[START DATA PROVIDED]

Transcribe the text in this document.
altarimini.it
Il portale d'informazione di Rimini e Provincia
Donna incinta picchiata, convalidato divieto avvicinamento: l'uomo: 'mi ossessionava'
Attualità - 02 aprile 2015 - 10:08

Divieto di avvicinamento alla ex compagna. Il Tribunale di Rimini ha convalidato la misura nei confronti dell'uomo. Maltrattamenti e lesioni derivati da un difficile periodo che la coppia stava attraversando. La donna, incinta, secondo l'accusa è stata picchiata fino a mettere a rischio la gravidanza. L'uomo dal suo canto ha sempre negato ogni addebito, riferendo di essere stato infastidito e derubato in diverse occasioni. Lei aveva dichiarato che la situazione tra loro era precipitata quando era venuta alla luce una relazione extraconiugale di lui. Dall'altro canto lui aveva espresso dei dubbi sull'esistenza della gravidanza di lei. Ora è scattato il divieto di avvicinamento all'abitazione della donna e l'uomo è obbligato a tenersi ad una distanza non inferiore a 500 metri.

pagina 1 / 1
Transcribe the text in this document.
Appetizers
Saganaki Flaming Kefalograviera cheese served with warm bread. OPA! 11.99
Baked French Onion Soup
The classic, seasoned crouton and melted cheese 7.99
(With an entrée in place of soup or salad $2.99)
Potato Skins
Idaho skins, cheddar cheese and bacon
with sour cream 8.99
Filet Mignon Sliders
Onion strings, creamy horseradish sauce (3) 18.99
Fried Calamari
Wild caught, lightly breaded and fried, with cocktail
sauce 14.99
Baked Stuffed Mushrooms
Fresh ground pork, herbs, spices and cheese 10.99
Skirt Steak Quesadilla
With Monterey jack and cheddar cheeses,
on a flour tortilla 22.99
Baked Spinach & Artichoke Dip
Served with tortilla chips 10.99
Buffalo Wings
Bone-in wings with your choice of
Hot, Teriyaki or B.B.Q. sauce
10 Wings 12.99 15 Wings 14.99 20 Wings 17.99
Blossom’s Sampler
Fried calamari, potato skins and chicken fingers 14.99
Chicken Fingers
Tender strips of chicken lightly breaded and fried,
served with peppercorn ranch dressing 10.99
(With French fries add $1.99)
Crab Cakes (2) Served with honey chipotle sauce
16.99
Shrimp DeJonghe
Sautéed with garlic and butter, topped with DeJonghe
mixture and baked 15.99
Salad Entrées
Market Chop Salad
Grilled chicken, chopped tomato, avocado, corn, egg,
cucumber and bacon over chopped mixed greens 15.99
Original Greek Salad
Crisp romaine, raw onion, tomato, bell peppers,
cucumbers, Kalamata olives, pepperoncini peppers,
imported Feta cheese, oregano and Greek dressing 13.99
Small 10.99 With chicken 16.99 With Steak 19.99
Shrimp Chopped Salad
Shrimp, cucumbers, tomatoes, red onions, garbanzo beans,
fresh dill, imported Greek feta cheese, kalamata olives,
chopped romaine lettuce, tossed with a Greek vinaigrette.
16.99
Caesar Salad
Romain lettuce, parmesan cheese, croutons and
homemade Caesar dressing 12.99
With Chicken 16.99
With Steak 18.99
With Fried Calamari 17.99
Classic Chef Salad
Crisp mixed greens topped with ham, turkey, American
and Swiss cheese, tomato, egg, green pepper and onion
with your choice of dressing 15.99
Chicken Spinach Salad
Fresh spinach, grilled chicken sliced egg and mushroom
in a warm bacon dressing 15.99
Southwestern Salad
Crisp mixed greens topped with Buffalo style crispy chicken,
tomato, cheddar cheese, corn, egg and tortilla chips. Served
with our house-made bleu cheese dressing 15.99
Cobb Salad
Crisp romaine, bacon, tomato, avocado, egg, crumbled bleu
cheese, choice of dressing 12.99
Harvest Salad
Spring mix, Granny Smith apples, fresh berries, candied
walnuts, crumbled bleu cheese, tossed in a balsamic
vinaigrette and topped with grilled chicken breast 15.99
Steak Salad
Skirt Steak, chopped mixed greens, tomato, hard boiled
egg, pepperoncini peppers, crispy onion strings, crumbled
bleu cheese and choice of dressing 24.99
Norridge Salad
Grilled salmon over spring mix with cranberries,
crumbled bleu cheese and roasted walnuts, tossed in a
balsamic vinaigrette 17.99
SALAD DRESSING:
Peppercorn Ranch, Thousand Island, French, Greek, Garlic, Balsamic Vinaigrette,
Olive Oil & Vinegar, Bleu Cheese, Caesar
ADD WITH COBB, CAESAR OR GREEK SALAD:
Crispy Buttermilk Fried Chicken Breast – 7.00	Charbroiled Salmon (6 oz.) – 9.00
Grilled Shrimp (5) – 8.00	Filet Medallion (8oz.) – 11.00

[END DATA PROVIDED]

# WRITTEN PROBLEM
Your task is to retype all the records above with nothing left out.

# WRITTEN ANSWER
Transcribe the text in this document.
altarimini.it
Il portale d'informazione di Rimini e Provincia
Donna incinta picchiata, convalidato divieto avvicinamento: l'uomo: 'mi ossessionava'
Attualità - 02 aprile 2015 - 10:08

Divieto di avvicinamento alla ex compagna. Il Tribunale di Rimini ha convalidato la misura nei confronti dell'uomo. Maltrattamenti e lesioni derivati da un difficile periodo che la coppia stava attraversando. La donna, incinta, secondo l'accusa è stata picchiata fino a mettere a rischio la gravidanza. L'uomo dal suo canto ha sempre negato ogni addebito, riferendo di essere stato infastidito e derubato in diverse occasioni. Lei aveva dichiarato che la situazione tra loro era precipitata quando era venuta alla luce una relazione extraconiugale di lui. Dall'altro canto lui aveva espresso dei dubbi sull'esistenza della gravidanza di lei. Ora è scattato il divieto di avvicinamento all'abitazione della donna e l'uomo è obbligato a tenersi ad una distanza non inferiore a 500 metri.

pagina 1 / 1
Transcribe the text in this document.
Appetizers
Saganaki Flaming Kefalograviera cheese served with warm bread. OPA! 11.99
Baked French Onion Soup
The classic, seasoned crouton and melted cheese 7.99
(With an entrée in place of soup or salad $2.99)
Potato Skins
Idaho skins, cheddar cheese and bacon
with sour cream 8.99
Filet Mignon Sliders
Onion strings, creamy horseradish sauce (3) 18.99
Fried Calamari
Wild caught, lightly breaded and fried, with cocktail
sauce 14.99
Baked Stuffed Mushrooms
Fresh ground pork, herbs, spices and cheese 10.99
Skirt Steak Quesadilla
With Monterey jack and cheddar cheeses,
on a flour tortilla 22.99
Baked Spinach & Artichoke Dip
Served with tortilla chips 10.99
Buffalo Wings
Bone-in wings with your choice of
Hot, Teriyaki or B.B.Q. sauce
10 Wings 12.99 15 Wings 14.99 20 Wings 17.99
Blossom’s Sampler
Fried calamari, potato skins and chicken fingers 14.99
Chicken Fingers
Tender strips of chicken lightly breaded and fried,
served with peppercorn ranch dressing 10.99
(With French fries add $1.99)
Crab Cakes (2) Served with honey chipotle sauce
16.99
Shrimp DeJonghe
Sautéed with garlic and butter, topped with DeJonghe
mixture and baked 15.99
Salad Entrées
Market Chop Salad
Grilled chicken, chopped tomato, avocado, corn, egg,
cucumber and bacon over chopped mixed greens 15.99
Original Greek Salad
Crisp romaine, raw onion, tomato, bell peppers,
cucumbers, Kalamata olives, pepperoncini peppers,
imported Feta cheese, oregano and Greek dressing 13.99
Small 10.99 With chicken 16.99 With Steak 19.99
Shrimp Chopped Salad
Shrimp, cucumbers, tomatoes, red onions, garbanzo beans,
fresh dill, imported Greek feta cheese, kalamata olives,
chopped romaine lettuce, tossed with a Greek vinaigrette.
16.99
Caesar Salad
Romain lettuce, parmesan cheese, croutons and
homemade Caesar dressing 12.99
With Chicken 16.99
With Steak 18.99
With Fried Calamari 17.99
Classic Chef Salad
Crisp mixed greens topped with ham, turkey, American
and Swiss cheese, tomato, egg, green pepper and onion
with your choice of dressing 15.99
Chicken Spinach Salad
Fresh spinach, grilled chicken sliced egg and mushroom
in a warm bacon dressing 15.99
Southwestern Salad
Crisp mixed greens topped with Buffalo style crispy chicken,
tomato, cheddar cheese, corn, egg and tortilla chips. Served
with our house-made bleu cheese dressing 15.99
Cobb Salad
Crisp romaine, bacon, tomato, avocado, egg, crumbled bleu
cheese, choice of dressing 12.99
Harvest Salad
Spring mix, Granny Smith apples, fresh berries, candied
walnuts, crumbled bleu cheese, tossed in a balsamic
vinaigrette and topped with grilled chicken breast 15.99
Steak Salad
Skirt Steak, chopped mixed greens, tomato, hard boiled
egg, pepperoncini peppers, crispy onion strings, crumbled
bleu cheese and choice of dressing 24.99
Norridge Salad
Grilled salmon over spring mix with cranberries,
crumbled bleu cheese and roasted walnuts, tossed in a
balsamic vinaigrette 17.99
SALAD DRESSING:
Peppercorn Ranch, Thousand Island, French, Greek, Garlic, Balsamic Vinaigrette,
Olive Oil & Vinegar, Bleu Cheese, Caesar
ADD WITH COBB, CAESAR OR GREEK SALAD:
Crispy Buttermilk Fried Chicken Breast – 7.00	Charbroiled Salmon (6 oz.) – 9.00
Grilled Shrimp (5) – 8.00	Filet Medallion (8oz.) – 11.00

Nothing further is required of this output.